(Stored records)

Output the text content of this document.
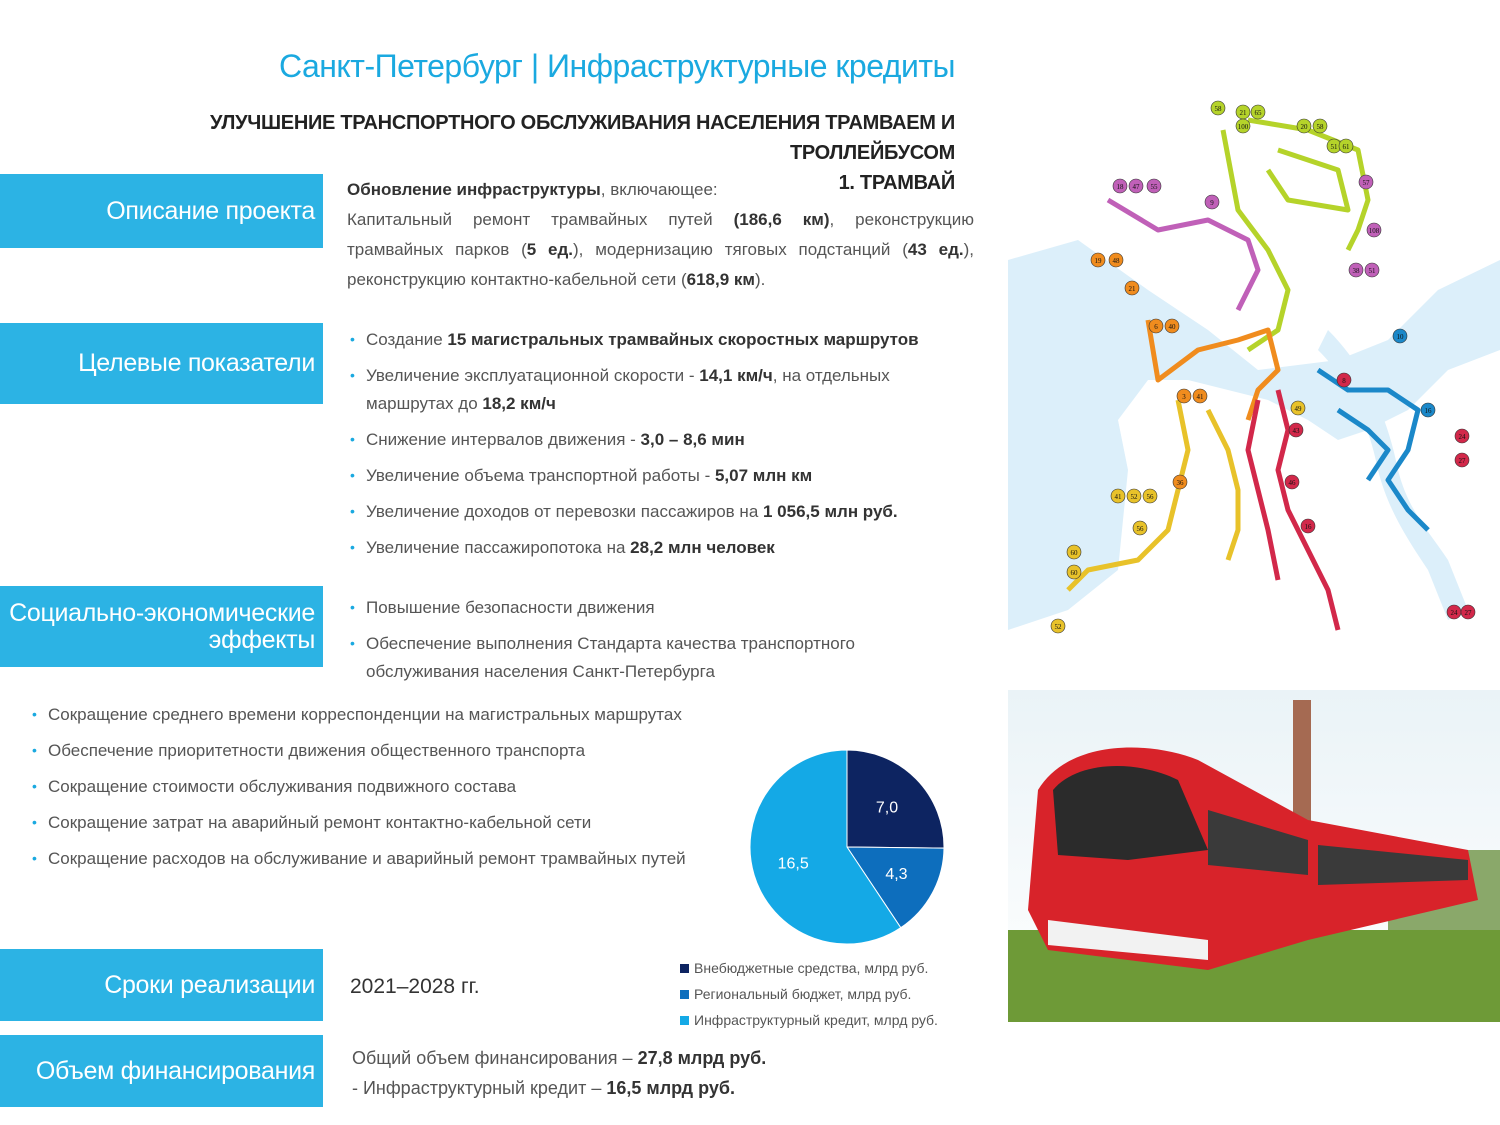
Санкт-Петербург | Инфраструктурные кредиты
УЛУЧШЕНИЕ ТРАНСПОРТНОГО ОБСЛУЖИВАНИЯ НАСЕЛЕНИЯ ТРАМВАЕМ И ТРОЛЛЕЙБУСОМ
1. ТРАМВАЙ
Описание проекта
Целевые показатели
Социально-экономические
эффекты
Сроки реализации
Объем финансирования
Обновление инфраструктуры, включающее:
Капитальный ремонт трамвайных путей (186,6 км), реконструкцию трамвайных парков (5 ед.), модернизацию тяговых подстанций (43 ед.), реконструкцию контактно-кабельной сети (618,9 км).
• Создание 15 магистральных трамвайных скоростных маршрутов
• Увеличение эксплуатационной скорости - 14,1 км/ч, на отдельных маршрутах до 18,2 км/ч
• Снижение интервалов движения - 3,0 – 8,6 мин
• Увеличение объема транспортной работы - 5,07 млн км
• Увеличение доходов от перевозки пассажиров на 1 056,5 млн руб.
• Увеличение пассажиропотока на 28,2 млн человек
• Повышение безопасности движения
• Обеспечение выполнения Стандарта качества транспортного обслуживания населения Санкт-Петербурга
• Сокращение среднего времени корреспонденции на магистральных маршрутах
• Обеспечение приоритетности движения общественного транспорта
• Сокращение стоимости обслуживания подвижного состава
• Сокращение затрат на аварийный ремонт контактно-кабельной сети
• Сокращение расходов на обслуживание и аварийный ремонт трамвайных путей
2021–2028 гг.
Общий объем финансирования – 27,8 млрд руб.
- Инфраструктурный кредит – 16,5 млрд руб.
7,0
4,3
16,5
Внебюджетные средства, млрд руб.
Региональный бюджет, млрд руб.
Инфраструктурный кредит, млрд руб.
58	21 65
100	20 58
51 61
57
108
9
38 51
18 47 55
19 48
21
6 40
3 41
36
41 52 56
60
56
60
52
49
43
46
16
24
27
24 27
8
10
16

DIRECTIVE: Copy the listing word for word, excluding its pictures.

RESPONSE BELOW:
Output the text content of this document.
Санкт-Петербург | Инфраструктурные кредиты
УЛУЧШЕНИЕ ТРАНСПОРТНОГО ОБСЛУЖИВАНИЯ НАСЕЛЕНИЯ ТРАМВАЕМ И ТРОЛЛЕЙБУСОМ
1. ТРАМВАЙ
Описание проекта
Целевые показатели
Социально-экономические
эффекты
Сроки реализации
Объем финансирования
Обновление инфраструктуры, включающее:
Капитальный ремонт трамвайных путей (186,6 км), реконструкцию трамвайных парков (5 ед.), модернизацию тяговых подстанций (43 ед.), реконструкцию контактно-кабельной сети (618,9 км).
• Создание 15 магистральных трамвайных скоростных маршрутов
• Увеличение эксплуатационной скорости - 14,1 км/ч, на отдельных маршрутах до 18,2 км/ч
• Снижение интервалов движения - 3,0 – 8,6 мин
• Увеличение объема транспортной работы - 5,07 млн км
• Увеличение доходов от перевозки пассажиров на 1 056,5 млн руб.
• Увеличение пассажиропотока на 28,2 млн человек
• Повышение безопасности движения
• Обеспечение выполнения Стандарта качества транспортного обслуживания населения Санкт-Петербурга
• Сокращение среднего времени корреспонденции на магистральных маршрутах
• Обеспечение приоритетности движения общественного транспорта
• Сокращение стоимости обслуживания подвижного состава
• Сокращение затрат на аварийный ремонт контактно-кабельной сети
• Сокращение расходов на обслуживание и аварийный ремонт трамвайных путей
2021–2028 гг.
Общий объем финансирования – 27,8 млрд руб.
- Инфраструктурный кредит – 16,5 млрд руб.
7,0
4,3
16,5
Внебюджетные средства, млрд руб.
Региональный бюджет, млрд руб.
Инфраструктурный кредит, млрд руб.
58	21 65
100	20 58
51 61
57
108
9
38 51
18 47 55
19 48
21
6 40
3 41
36
41 52 56
60
56
60
52
49
43
46
16
24
27
24 27
8
10
16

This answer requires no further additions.